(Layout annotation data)
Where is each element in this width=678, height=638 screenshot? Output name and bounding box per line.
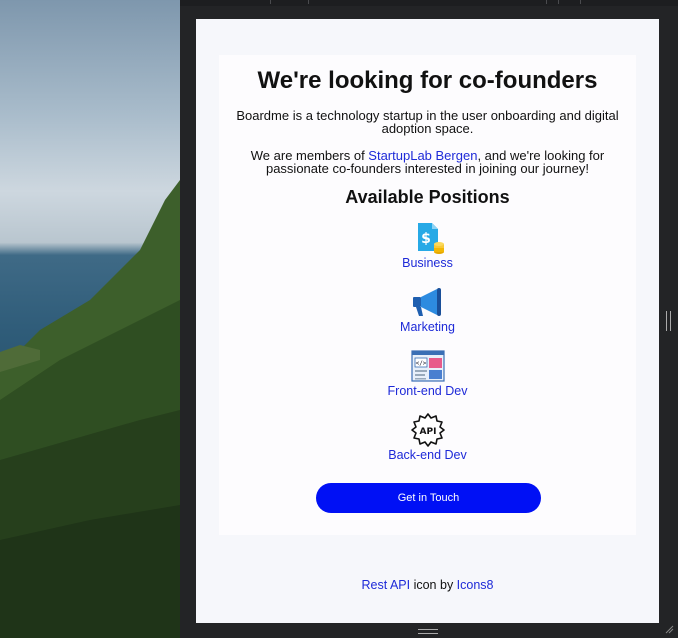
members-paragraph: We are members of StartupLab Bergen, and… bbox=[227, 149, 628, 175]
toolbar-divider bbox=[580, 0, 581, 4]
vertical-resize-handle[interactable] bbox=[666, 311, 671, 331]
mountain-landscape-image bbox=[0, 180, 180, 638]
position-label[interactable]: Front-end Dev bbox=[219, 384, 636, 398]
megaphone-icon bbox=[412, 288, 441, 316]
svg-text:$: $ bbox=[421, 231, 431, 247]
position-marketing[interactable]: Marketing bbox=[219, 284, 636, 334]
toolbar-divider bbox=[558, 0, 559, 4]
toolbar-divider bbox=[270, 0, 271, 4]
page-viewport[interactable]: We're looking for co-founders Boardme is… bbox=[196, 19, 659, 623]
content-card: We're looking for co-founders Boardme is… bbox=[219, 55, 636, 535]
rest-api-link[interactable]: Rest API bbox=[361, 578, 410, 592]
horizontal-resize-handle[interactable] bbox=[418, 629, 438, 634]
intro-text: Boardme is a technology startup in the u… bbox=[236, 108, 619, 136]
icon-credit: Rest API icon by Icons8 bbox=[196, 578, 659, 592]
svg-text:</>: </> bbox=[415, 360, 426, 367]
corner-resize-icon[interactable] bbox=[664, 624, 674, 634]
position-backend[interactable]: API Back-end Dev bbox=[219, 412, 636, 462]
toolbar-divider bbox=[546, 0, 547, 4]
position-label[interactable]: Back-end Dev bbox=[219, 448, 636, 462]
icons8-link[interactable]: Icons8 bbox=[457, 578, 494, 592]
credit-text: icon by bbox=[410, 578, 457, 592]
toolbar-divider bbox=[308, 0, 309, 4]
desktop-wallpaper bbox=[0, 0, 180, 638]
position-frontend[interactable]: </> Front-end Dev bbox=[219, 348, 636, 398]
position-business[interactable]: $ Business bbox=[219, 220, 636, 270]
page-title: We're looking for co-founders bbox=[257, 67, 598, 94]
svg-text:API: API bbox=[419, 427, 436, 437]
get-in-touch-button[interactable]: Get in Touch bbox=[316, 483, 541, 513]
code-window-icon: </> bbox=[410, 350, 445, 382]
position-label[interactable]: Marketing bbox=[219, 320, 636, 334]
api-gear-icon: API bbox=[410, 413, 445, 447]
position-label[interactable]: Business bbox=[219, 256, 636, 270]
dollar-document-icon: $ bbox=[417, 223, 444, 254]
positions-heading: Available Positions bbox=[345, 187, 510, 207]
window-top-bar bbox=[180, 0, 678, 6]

* * *

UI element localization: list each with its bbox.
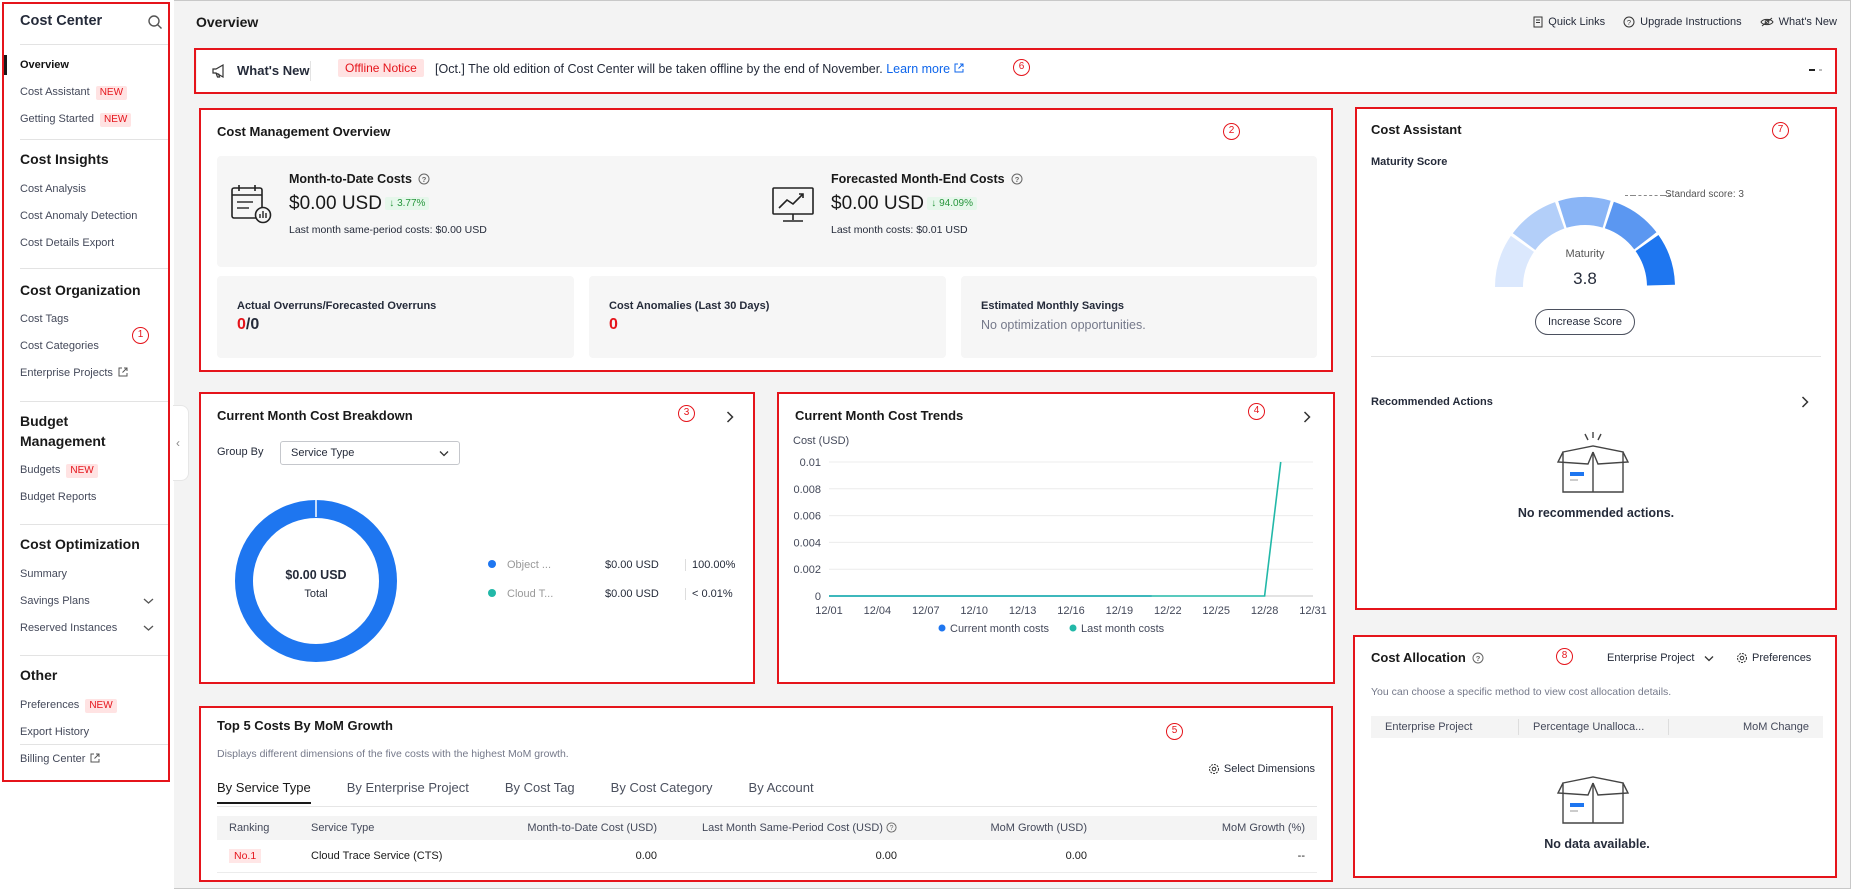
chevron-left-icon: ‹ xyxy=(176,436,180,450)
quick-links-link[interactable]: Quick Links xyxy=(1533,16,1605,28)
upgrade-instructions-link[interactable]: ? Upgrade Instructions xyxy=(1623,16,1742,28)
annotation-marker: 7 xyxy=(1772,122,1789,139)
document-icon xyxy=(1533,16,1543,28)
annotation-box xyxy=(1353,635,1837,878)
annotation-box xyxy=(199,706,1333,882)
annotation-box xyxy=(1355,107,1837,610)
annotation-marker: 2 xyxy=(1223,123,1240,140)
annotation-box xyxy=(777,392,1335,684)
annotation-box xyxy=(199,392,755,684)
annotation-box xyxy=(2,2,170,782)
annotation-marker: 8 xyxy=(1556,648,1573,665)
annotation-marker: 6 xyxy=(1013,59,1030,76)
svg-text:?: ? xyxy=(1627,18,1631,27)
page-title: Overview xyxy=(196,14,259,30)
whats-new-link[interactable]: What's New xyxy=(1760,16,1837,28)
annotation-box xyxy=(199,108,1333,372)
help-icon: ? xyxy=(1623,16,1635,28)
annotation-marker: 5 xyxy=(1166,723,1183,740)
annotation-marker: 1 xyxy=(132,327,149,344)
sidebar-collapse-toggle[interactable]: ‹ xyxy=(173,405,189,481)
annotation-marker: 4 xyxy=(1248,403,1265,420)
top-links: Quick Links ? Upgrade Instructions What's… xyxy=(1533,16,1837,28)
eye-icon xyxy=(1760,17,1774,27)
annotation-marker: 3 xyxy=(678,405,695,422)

> **Exercise**
Copy out the data word for word, starting with the line that contains "Where is each" and going on through the line that contains "window-top-bar bbox=[180, 0, 678, 6]". Leave the pictures out of your answer.

> **Solved exercise**
Where is each element in this width=678, height=638 screenshot? Output name and bounding box per line.
members-paragraph: We are members of StartupLab Bergen, and… bbox=[227, 149, 628, 175]
toolbar-divider bbox=[580, 0, 581, 4]
vertical-resize-handle[interactable] bbox=[666, 311, 671, 331]
mountain-landscape-image bbox=[0, 180, 180, 638]
position-label[interactable]: Front-end Dev bbox=[219, 384, 636, 398]
megaphone-icon bbox=[412, 288, 441, 316]
svg-text:$: $ bbox=[421, 231, 431, 247]
position-marketing[interactable]: Marketing bbox=[219, 284, 636, 334]
toolbar-divider bbox=[558, 0, 559, 4]
toolbar-divider bbox=[270, 0, 271, 4]
page-viewport[interactable]: We're looking for co-founders Boardme is… bbox=[196, 19, 659, 623]
content-card: We're looking for co-founders Boardme is… bbox=[219, 55, 636, 535]
rest-api-link[interactable]: Rest API bbox=[361, 578, 410, 592]
horizontal-resize-handle[interactable] bbox=[418, 629, 438, 634]
intro-text: Boardme is a technology startup in the u… bbox=[236, 108, 619, 136]
icon-credit: Rest API icon by Icons8 bbox=[196, 578, 659, 592]
svg-text:</>: </> bbox=[415, 360, 426, 367]
corner-resize-icon[interactable] bbox=[664, 624, 674, 634]
position-backend[interactable]: API Back-end Dev bbox=[219, 412, 636, 462]
toolbar-divider bbox=[546, 0, 547, 4]
position-label[interactable]: Back-end Dev bbox=[219, 448, 636, 462]
icons8-link[interactable]: Icons8 bbox=[457, 578, 494, 592]
credit-text: icon by bbox=[410, 578, 457, 592]
toolbar-divider bbox=[308, 0, 309, 4]
desktop-wallpaper bbox=[0, 0, 180, 638]
position-frontend[interactable]: </> Front-end Dev bbox=[219, 348, 636, 398]
position-business[interactable]: $ Business bbox=[219, 220, 636, 270]
page-title: We're looking for co-founders bbox=[257, 67, 598, 94]
svg-text:API: API bbox=[419, 427, 436, 437]
get-in-touch-button[interactable]: Get in Touch bbox=[316, 483, 541, 513]
code-window-icon: </> bbox=[410, 350, 445, 382]
position-label[interactable]: Marketing bbox=[219, 320, 636, 334]
api-gear-icon: API bbox=[410, 413, 445, 447]
position-label[interactable]: Business bbox=[219, 256, 636, 270]
dollar-document-icon: $ bbox=[417, 223, 444, 254]
positions-heading: Available Positions bbox=[345, 187, 510, 207]
window-top-bar bbox=[180, 0, 678, 6]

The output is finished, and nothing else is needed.